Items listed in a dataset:
* begin *

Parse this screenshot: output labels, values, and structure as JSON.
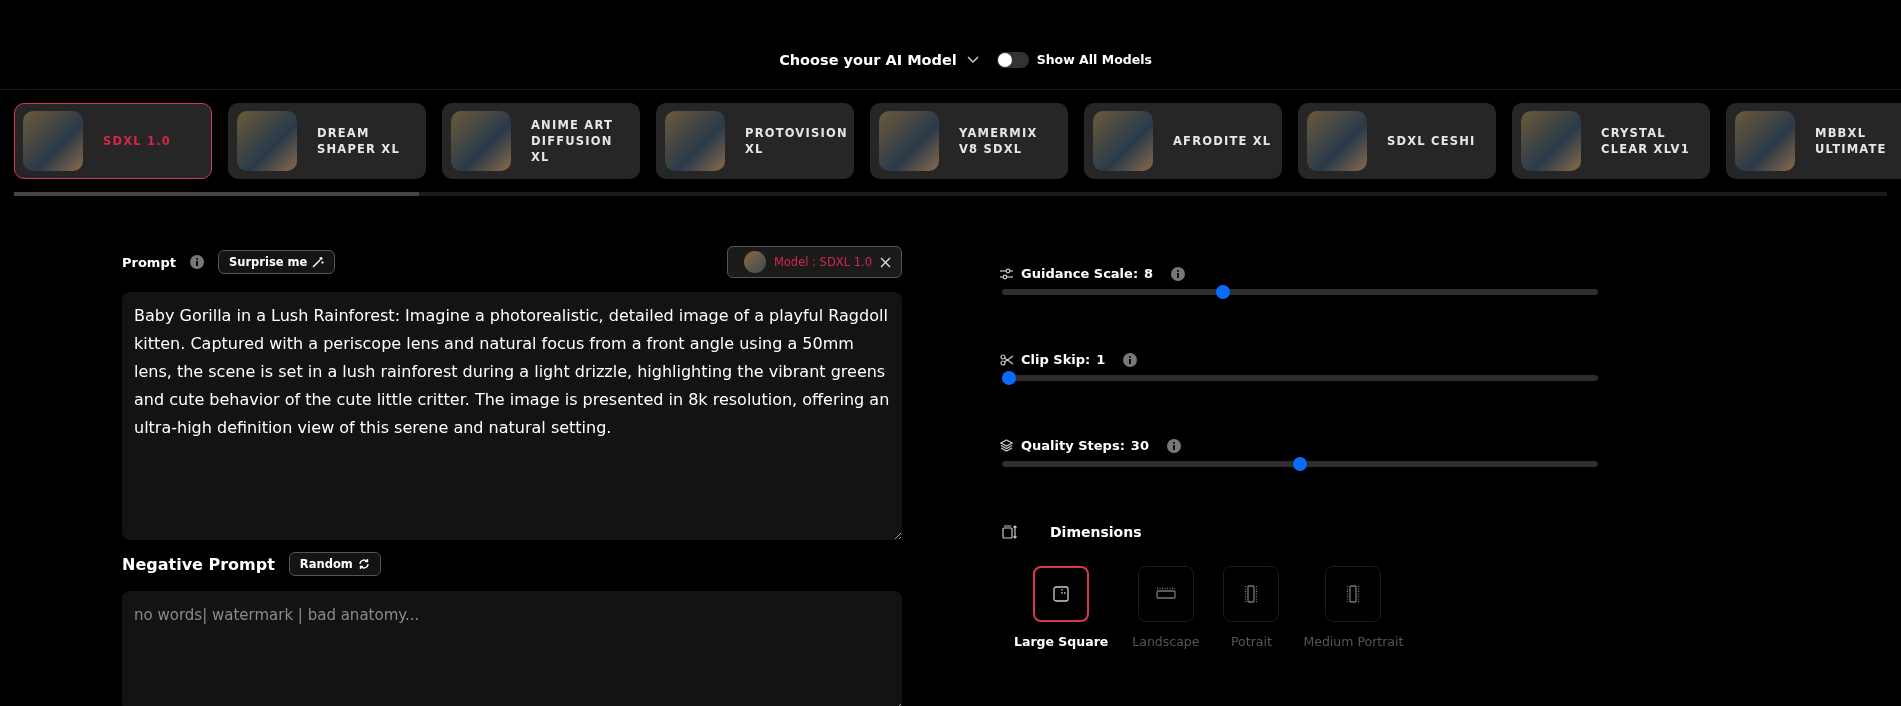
{
  "header": {
    "title": "Choose your AI Model",
    "toggle": {
      "label": "Show All Models",
      "on": false
    }
  },
  "models": [
    {
      "name": "SDXL 1.0",
      "selected": true
    },
    {
      "name": "DREAM SHAPER XL",
      "selected": false
    },
    {
      "name": "ANIME ART DIFFUSION XL",
      "selected": false
    },
    {
      "name": "PROTOVISION XL",
      "selected": false
    },
    {
      "name": "YAMERMIX V8 SDXL",
      "selected": false
    },
    {
      "name": "AFRODITE XL",
      "selected": false
    },
    {
      "name": "SDXL CESHI",
      "selected": false
    },
    {
      "name": "CRYSTAL CLEAR XLV1",
      "selected": false
    },
    {
      "name": "MBBXL ULTIMATE",
      "selected": false
    }
  ],
  "prompt": {
    "label": "Prompt",
    "surprise_button": "Surprise me",
    "model_chip": "Model : SDXL 1.0",
    "value": "Baby Gorilla in a Lush Rainforest: Imagine a photorealistic, detailed image of a playful Ragdoll kitten. Captured with a periscope lens and natural focus from a front angle using a 50mm lens, the scene is set in a lush rainforest during a light drizzle, highlighting the vibrant greens and cute behavior of the cute little critter. The image is presented in 8k resolution, offering an ultra-high definition view of this serene and natural setting."
  },
  "negative_prompt": {
    "label": "Negative Prompt",
    "random_button": "Random",
    "placeholder": "no words| watermark | bad anatomy..."
  },
  "settings": [
    {
      "kind": "guidance",
      "label": "Guidance Scale:",
      "value": "8",
      "level": 0.37
    },
    {
      "kind": "clip",
      "label": "Clip Skip:",
      "value": "1",
      "level": 0
    },
    {
      "kind": "steps",
      "label": "Quality Steps:",
      "value": "30",
      "level": 0.5
    }
  ],
  "dimensions": {
    "title": "Dimensions",
    "options": [
      {
        "kind": "square",
        "label": "Large Square",
        "selected": true
      },
      {
        "kind": "landscape",
        "label": "Landscape",
        "selected": false
      },
      {
        "kind": "portrait",
        "label": "Potrait",
        "selected": false
      },
      {
        "kind": "portrait",
        "label": "Medium Portrait",
        "selected": false
      }
    ]
  }
}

* end *

What to do:
Locate the lines above that contain "title" and copy them.

Solved exercise:
    "title": "Choose your AI Model",
    "title": "Dimensions",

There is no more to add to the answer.